* [Exercise directions] Only the pictures are left out: repeat the rest of the entries exactly.
--*--
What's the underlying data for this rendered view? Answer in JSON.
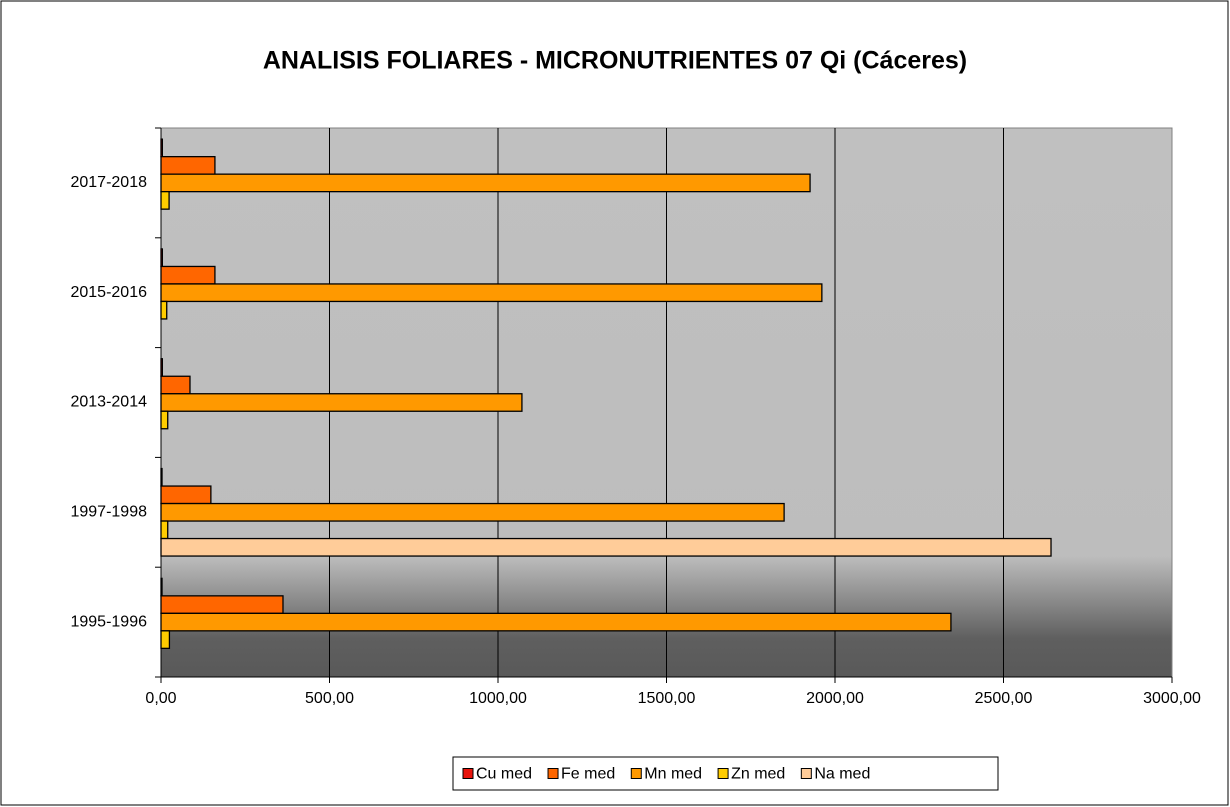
{
  "chart_data": {
    "type": "bar",
    "orientation": "horizontal",
    "title": "ANALISIS FOLIARES - MICRONUTRIENTES 07 Qi (Cáceres)",
    "categories": [
      "1995-1996",
      "1997-1998",
      "2013-2014",
      "2015-2016",
      "2017-2018"
    ],
    "series": [
      {
        "name": "Cu med",
        "color": "#e8140c",
        "values": [
          3,
          3,
          4,
          4,
          4
        ]
      },
      {
        "name": "Fe med",
        "color": "#ff6600",
        "values": [
          362,
          148,
          86,
          160,
          160
        ]
      },
      {
        "name": "Mn med",
        "color": "#ff9900",
        "values": [
          2344,
          1849,
          1071,
          1961,
          1926
        ]
      },
      {
        "name": "Zn med",
        "color": "#ffcc00",
        "values": [
          25,
          20,
          20,
          17,
          24
        ]
      },
      {
        "name": "Na med",
        "color": "#ffcc99",
        "values": [
          null,
          2641,
          null,
          null,
          null
        ]
      }
    ],
    "xlim": [
      0,
      3000
    ],
    "xticks": [
      {
        "value": 0,
        "label": "0,00"
      },
      {
        "value": 500,
        "label": "500,00"
      },
      {
        "value": 1000,
        "label": "1000,00"
      },
      {
        "value": 1500,
        "label": "1500,00"
      },
      {
        "value": 2000,
        "label": "2000,00"
      },
      {
        "value": 2500,
        "label": "2500,00"
      },
      {
        "value": 3000,
        "label": "3000,00"
      }
    ],
    "grid": true,
    "legend": "bottom"
  }
}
--*--
* [Completed task]
What's the underlying data for this rendered view? Answer in JSON.
{
  "chart_data": {
    "type": "bar",
    "orientation": "horizontal",
    "title": "ANALISIS FOLIARES - MICRONUTRIENTES 07 Qi (Cáceres)",
    "categories": [
      "1995-1996",
      "1997-1998",
      "2013-2014",
      "2015-2016",
      "2017-2018"
    ],
    "series": [
      {
        "name": "Cu med",
        "color": "#e8140c",
        "values": [
          3,
          3,
          4,
          4,
          4
        ]
      },
      {
        "name": "Fe med",
        "color": "#ff6600",
        "values": [
          362,
          148,
          86,
          160,
          160
        ]
      },
      {
        "name": "Mn med",
        "color": "#ff9900",
        "values": [
          2344,
          1849,
          1071,
          1961,
          1926
        ]
      },
      {
        "name": "Zn med",
        "color": "#ffcc00",
        "values": [
          25,
          20,
          20,
          17,
          24
        ]
      },
      {
        "name": "Na med",
        "color": "#ffcc99",
        "values": [
          null,
          2641,
          null,
          null,
          null
        ]
      }
    ],
    "xlim": [
      0,
      3000
    ],
    "xticks": [
      {
        "value": 0,
        "label": "0,00"
      },
      {
        "value": 500,
        "label": "500,00"
      },
      {
        "value": 1000,
        "label": "1000,00"
      },
      {
        "value": 1500,
        "label": "1500,00"
      },
      {
        "value": 2000,
        "label": "2000,00"
      },
      {
        "value": 2500,
        "label": "2500,00"
      },
      {
        "value": 3000,
        "label": "3000,00"
      }
    ],
    "grid": true,
    "legend": "bottom"
  }
}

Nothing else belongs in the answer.